======== Data rows

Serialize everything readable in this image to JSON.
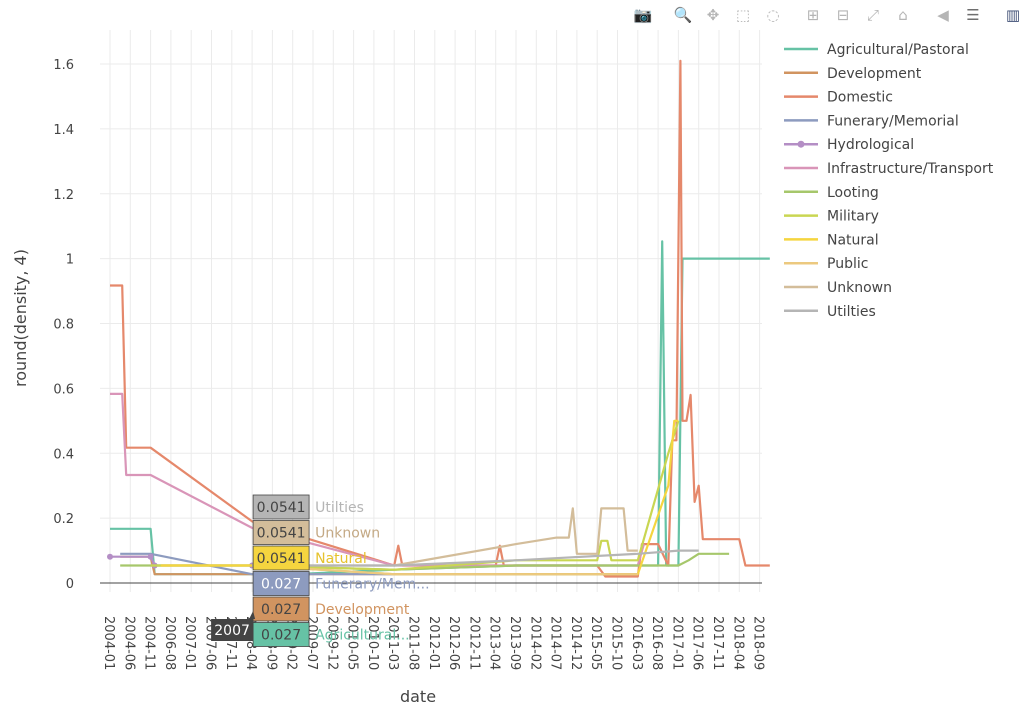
{
  "modebar": {
    "buttons": [
      {
        "icon": "camera-icon",
        "glyph": "📷",
        "group": 0
      },
      {
        "icon": "zoom-icon",
        "glyph": "🔍",
        "group": 1,
        "active": true
      },
      {
        "icon": "pan-icon",
        "glyph": "✥",
        "group": 1
      },
      {
        "icon": "box-select-icon",
        "glyph": "⬚",
        "group": 1
      },
      {
        "icon": "lasso-icon",
        "glyph": "◌",
        "group": 1
      },
      {
        "icon": "zoom-in-icon",
        "glyph": "⊞",
        "group": 2
      },
      {
        "icon": "zoom-out-icon",
        "glyph": "⊟",
        "group": 2
      },
      {
        "icon": "autoscale-icon",
        "glyph": "⤢",
        "group": 2
      },
      {
        "icon": "home-icon",
        "glyph": "⌂",
        "group": 2
      },
      {
        "icon": "spike-lines-icon",
        "glyph": "◀",
        "group": 3
      },
      {
        "icon": "compare-hover-icon",
        "glyph": "☰",
        "group": 3,
        "active": true
      },
      {
        "icon": "plotly-logo-icon",
        "glyph": "▥",
        "group": 4
      }
    ]
  },
  "chart_data": {
    "type": "line",
    "xlabel": "date",
    "ylabel": "round(density, 4)",
    "ylim": [
      -0.03,
      1.7
    ],
    "yticks": [
      0,
      0.2,
      0.4,
      0.6,
      0.8,
      1,
      1.2,
      1.4,
      1.6
    ],
    "ytick_labels": [
      "0",
      "0.2",
      "0.4",
      "0.6",
      "0.8",
      "1",
      "1.2",
      "1.4",
      "1.6"
    ],
    "xticks": [
      "2004-01",
      "2004-06",
      "2004-11",
      "2006-08",
      "2007-01",
      "2007-06",
      "2007-11",
      "2008-04",
      "2008-09",
      "2009-02",
      "2009-07",
      "2009-12",
      "2010-05",
      "2010-10",
      "2011-03",
      "2011-08",
      "2012-01",
      "2012-06",
      "2012-11",
      "2013-04",
      "2013-09",
      "2014-02",
      "2014-07",
      "2014-12",
      "2015-05",
      "2015-10",
      "2016-03",
      "2016-08",
      "2017-01",
      "2017-06",
      "2017-11",
      "2018-04",
      "2018-09"
    ],
    "grid": true,
    "legend_position": "right",
    "series": [
      {
        "name": "Agricultural/Pastoral",
        "color": "#66c2a5",
        "points": [
          [
            0,
            0.167
          ],
          [
            1,
            0.167
          ],
          [
            2,
            0.167
          ],
          [
            2.2,
            0.027
          ],
          [
            7,
            0.027
          ],
          [
            9,
            0.027
          ],
          [
            14,
            0.041
          ],
          [
            20,
            0.054
          ],
          [
            26,
            0.054
          ],
          [
            27,
            0.054
          ],
          [
            27.2,
            1.053
          ],
          [
            27.4,
            0.054
          ],
          [
            28,
            0.054
          ],
          [
            28.2,
            1.0
          ],
          [
            29,
            1.0
          ],
          [
            32.5,
            1.0
          ]
        ]
      },
      {
        "name": "Development",
        "color": "#d19460",
        "points": [
          [
            0.5,
            0.081
          ],
          [
            2,
            0.081
          ],
          [
            2.2,
            0.027
          ],
          [
            7,
            0.027
          ],
          [
            14,
            0.027
          ],
          [
            20,
            0.027
          ],
          [
            26,
            0.027
          ]
        ]
      },
      {
        "name": "Domestic",
        "color": "#e5886b",
        "points": [
          [
            0,
            0.917
          ],
          [
            0.6,
            0.917
          ],
          [
            0.8,
            0.417
          ],
          [
            2,
            0.417
          ],
          [
            7,
            0.19
          ],
          [
            14,
            0.054
          ],
          [
            14.2,
            0.115
          ],
          [
            14.4,
            0.054
          ],
          [
            18,
            0.054
          ],
          [
            19,
            0.054
          ],
          [
            19.2,
            0.115
          ],
          [
            19.4,
            0.054
          ],
          [
            23,
            0.054
          ],
          [
            24,
            0.054
          ],
          [
            24.4,
            0.02
          ],
          [
            26,
            0.02
          ],
          [
            26.2,
            0.12
          ],
          [
            27,
            0.12
          ],
          [
            27.5,
            0.054
          ],
          [
            27.7,
            0.44
          ],
          [
            27.9,
            0.44
          ],
          [
            28.1,
            1.61
          ],
          [
            28.2,
            0.5
          ],
          [
            28.4,
            0.5
          ],
          [
            28.6,
            0.58
          ],
          [
            28.8,
            0.25
          ],
          [
            29,
            0.3
          ],
          [
            29.2,
            0.135
          ],
          [
            31,
            0.135
          ],
          [
            31.3,
            0.054
          ],
          [
            32.5,
            0.054
          ]
        ]
      },
      {
        "name": "Funerary/Memorial",
        "color": "#8d9bbf",
        "points": [
          [
            0.5,
            0.09
          ],
          [
            2,
            0.09
          ],
          [
            7,
            0.027
          ],
          [
            14,
            0.027
          ],
          [
            20,
            0.027
          ],
          [
            26,
            0.027
          ]
        ]
      },
      {
        "name": "Hydrological",
        "color": "#b48ec5",
        "marker": true,
        "points": [
          [
            0,
            0.081
          ],
          [
            2,
            0.081
          ],
          [
            2.2,
            0.054
          ],
          [
            7,
            0.054
          ]
        ]
      },
      {
        "name": "Infrastructure/Transport",
        "color": "#d995b8",
        "points": [
          [
            0,
            0.583
          ],
          [
            0.6,
            0.583
          ],
          [
            0.8,
            0.333
          ],
          [
            2,
            0.333
          ],
          [
            7,
            0.17
          ],
          [
            14,
            0.054
          ],
          [
            20,
            0.054
          ],
          [
            26,
            0.054
          ],
          [
            26.3,
            0.12
          ]
        ]
      },
      {
        "name": "Looting",
        "color": "#a6c76b",
        "points": [
          [
            0.5,
            0.054
          ],
          [
            2,
            0.054
          ],
          [
            7,
            0.054
          ],
          [
            14,
            0.041
          ],
          [
            20,
            0.054
          ],
          [
            25,
            0.054
          ],
          [
            27,
            0.054
          ],
          [
            28,
            0.054
          ],
          [
            28.5,
            0.07
          ],
          [
            29,
            0.09
          ],
          [
            30.5,
            0.09
          ]
        ]
      },
      {
        "name": "Military",
        "color": "#c9d652",
        "points": [
          [
            2,
            0.054
          ],
          [
            7,
            0.054
          ],
          [
            14,
            0.041
          ],
          [
            20,
            0.07
          ],
          [
            24,
            0.07
          ],
          [
            24.2,
            0.13
          ],
          [
            24.5,
            0.13
          ],
          [
            24.7,
            0.07
          ],
          [
            26,
            0.07
          ],
          [
            27.5,
            0.4
          ],
          [
            28,
            0.5
          ]
        ]
      },
      {
        "name": "Natural",
        "color": "#f5d53f",
        "points": [
          [
            2.5,
            0.054
          ],
          [
            7,
            0.054
          ],
          [
            14,
            0.027
          ],
          [
            20,
            0.027
          ],
          [
            26,
            0.027
          ],
          [
            27.5,
            0.3
          ],
          [
            27.8,
            0.5
          ],
          [
            28,
            0.5
          ]
        ]
      },
      {
        "name": "Public",
        "color": "#ecc97f",
        "points": [
          [
            7,
            0.054
          ],
          [
            14,
            0.027
          ],
          [
            20,
            0.027
          ],
          [
            26,
            0.027
          ]
        ]
      },
      {
        "name": "Unknown",
        "color": "#d3bd9a",
        "points": [
          [
            7,
            0.054
          ],
          [
            14,
            0.054
          ],
          [
            20,
            0.12
          ],
          [
            22,
            0.14
          ],
          [
            22.6,
            0.14
          ],
          [
            22.8,
            0.23
          ],
          [
            23,
            0.09
          ],
          [
            24,
            0.09
          ],
          [
            24.2,
            0.23
          ],
          [
            25.3,
            0.23
          ],
          [
            25.5,
            0.1
          ],
          [
            26,
            0.1
          ]
        ]
      },
      {
        "name": "Utilties",
        "color": "#b5b5b5",
        "points": [
          [
            7,
            0.054
          ],
          [
            14,
            0.054
          ],
          [
            20,
            0.07
          ],
          [
            26,
            0.09
          ],
          [
            28,
            0.1
          ],
          [
            29,
            0.1
          ]
        ]
      }
    ],
    "hover": {
      "x_label": "2007",
      "x_index": 7,
      "items": [
        {
          "value": "0.0541",
          "name": "Utilties",
          "color": "#b5b5b5",
          "text_color": "#444444",
          "name_color": "#b5b5b5"
        },
        {
          "value": "0.0541",
          "name": "Unknown",
          "color": "#d3bd9a",
          "text_color": "#444444",
          "name_color": "#c4a985"
        },
        {
          "value": "0.0541",
          "name": "Natural",
          "color": "#f5d53f",
          "text_color": "#444444",
          "name_color": "#e6c22c"
        },
        {
          "value": "0.027",
          "name": "Funerary/Mem...",
          "color": "#8d9bbf",
          "text_color": "#ffffff",
          "name_color": "#8d9bbf"
        },
        {
          "value": "0.027",
          "name": "Development",
          "color": "#d19460",
          "text_color": "#444444",
          "name_color": "#d19460"
        },
        {
          "value": "0.027",
          "name": "Agricultural...",
          "color": "#66c2a5",
          "text_color": "#444444",
          "name_color": "#66c2a5"
        }
      ]
    }
  }
}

================

Set exercise:
List every line in the records above that contains the word "glyph".

Result for this exercise:
        "glyph": "📷",
        "glyph": "🔍",
        "glyph": "✥",
        "glyph": "⬚",
        "glyph": "◌",
        "glyph": "⊞",
        "glyph": "⊟",
        "glyph": "⤢",
        "glyph": "⌂",
        "glyph": "◀",
        "glyph": "☰",
        "glyph": "▥",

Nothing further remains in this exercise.